• Records supplied:
-*-*-
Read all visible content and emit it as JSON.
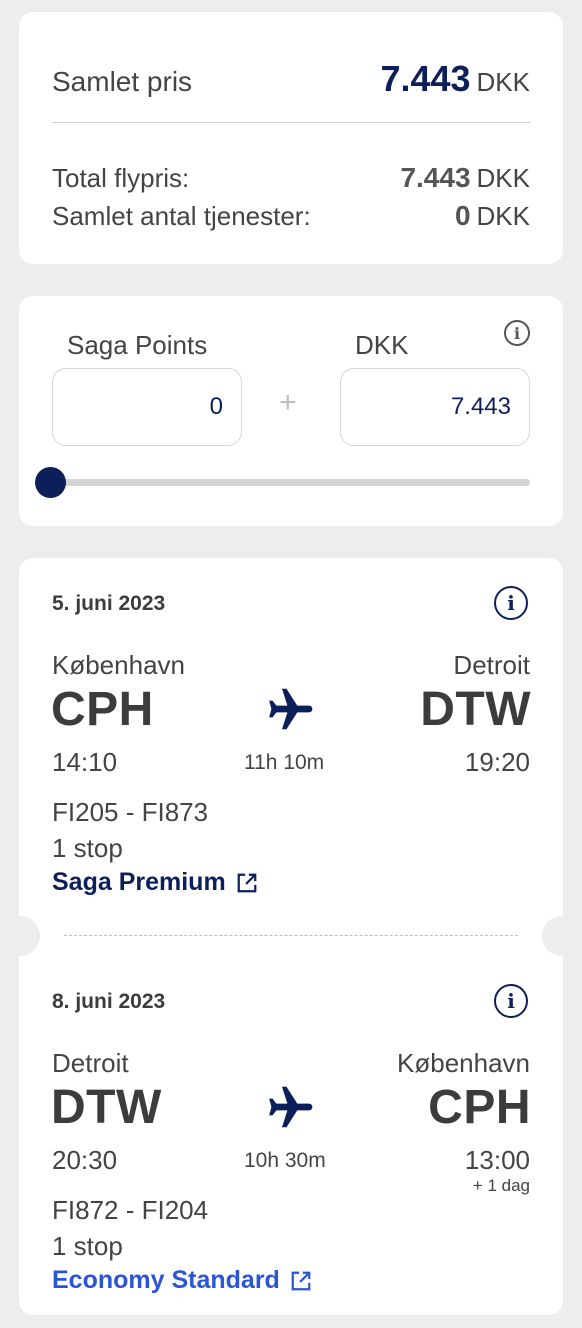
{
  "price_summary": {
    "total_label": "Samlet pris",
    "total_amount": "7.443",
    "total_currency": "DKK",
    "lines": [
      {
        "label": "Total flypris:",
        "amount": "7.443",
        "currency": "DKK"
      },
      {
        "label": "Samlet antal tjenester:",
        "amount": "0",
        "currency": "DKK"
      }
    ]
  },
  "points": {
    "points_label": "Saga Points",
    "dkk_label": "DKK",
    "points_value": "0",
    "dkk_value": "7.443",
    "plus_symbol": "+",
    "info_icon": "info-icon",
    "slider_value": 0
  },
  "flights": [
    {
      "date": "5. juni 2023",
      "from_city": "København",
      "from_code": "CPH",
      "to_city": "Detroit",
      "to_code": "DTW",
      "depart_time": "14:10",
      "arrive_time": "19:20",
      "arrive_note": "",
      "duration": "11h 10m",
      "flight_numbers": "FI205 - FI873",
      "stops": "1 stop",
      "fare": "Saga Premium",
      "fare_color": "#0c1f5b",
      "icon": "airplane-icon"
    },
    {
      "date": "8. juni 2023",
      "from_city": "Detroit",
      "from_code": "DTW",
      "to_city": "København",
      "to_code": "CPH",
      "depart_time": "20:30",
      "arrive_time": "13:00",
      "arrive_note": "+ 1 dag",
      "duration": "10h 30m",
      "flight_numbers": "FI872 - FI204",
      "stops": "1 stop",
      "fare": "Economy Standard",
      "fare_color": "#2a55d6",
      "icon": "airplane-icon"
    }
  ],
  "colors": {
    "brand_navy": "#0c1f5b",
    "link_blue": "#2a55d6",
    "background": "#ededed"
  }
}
-*-*-
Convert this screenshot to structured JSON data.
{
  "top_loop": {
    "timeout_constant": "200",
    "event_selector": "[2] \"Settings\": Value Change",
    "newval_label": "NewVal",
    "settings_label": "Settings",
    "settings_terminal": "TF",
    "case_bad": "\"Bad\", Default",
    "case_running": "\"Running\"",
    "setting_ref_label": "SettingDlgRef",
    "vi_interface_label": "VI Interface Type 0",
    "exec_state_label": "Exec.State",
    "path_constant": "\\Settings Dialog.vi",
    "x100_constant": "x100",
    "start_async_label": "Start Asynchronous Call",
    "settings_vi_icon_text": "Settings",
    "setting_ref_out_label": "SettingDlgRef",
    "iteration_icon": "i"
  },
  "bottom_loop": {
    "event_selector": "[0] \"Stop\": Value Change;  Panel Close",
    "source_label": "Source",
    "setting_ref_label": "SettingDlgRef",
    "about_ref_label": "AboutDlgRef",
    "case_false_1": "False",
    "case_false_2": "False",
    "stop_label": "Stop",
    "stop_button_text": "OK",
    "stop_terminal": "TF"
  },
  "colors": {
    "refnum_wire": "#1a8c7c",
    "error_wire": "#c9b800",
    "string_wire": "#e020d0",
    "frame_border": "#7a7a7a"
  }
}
-*-*-
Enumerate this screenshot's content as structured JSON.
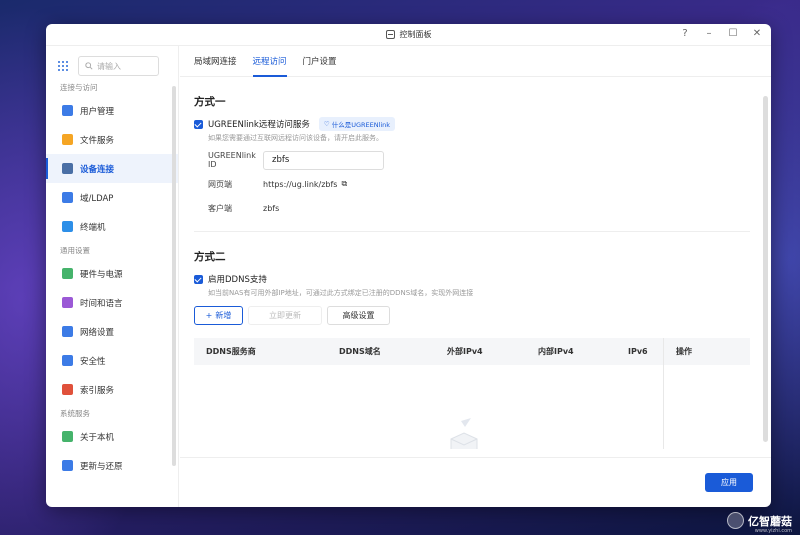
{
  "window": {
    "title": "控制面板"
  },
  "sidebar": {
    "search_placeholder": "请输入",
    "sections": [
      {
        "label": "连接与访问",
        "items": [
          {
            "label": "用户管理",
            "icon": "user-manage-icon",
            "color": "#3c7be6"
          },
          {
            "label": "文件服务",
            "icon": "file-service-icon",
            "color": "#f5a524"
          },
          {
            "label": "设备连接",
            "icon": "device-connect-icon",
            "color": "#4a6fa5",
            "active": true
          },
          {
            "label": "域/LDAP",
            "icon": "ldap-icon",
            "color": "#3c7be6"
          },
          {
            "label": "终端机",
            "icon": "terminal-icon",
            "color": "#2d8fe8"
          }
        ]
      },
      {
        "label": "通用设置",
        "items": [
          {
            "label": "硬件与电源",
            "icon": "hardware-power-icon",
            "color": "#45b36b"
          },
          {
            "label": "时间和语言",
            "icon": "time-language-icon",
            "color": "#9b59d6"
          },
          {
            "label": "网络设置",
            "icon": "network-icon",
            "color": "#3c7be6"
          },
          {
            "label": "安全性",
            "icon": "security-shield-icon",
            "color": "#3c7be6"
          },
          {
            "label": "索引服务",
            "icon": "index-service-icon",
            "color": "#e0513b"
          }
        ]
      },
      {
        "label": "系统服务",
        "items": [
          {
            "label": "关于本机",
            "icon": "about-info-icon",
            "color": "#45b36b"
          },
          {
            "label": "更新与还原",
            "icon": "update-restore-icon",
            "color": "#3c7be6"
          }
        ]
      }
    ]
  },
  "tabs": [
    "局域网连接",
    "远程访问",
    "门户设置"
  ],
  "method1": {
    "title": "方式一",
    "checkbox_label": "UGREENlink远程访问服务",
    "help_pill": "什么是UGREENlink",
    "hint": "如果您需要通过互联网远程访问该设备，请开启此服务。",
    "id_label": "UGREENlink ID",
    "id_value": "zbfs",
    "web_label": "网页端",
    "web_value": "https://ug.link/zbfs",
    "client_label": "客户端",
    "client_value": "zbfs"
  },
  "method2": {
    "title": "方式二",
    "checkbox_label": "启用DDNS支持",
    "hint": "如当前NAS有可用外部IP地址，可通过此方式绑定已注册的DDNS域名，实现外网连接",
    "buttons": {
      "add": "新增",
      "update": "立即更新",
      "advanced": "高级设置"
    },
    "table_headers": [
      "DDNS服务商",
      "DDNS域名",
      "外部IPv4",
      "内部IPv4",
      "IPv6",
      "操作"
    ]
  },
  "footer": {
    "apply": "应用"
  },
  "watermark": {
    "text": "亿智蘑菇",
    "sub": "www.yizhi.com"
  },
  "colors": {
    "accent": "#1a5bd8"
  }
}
-*-*-
• Task details: Among the entries above, identify all lines with "False" and copy them.

• Solution for this exercise:
    "case_false_1": "False",
    "case_false_2": "False",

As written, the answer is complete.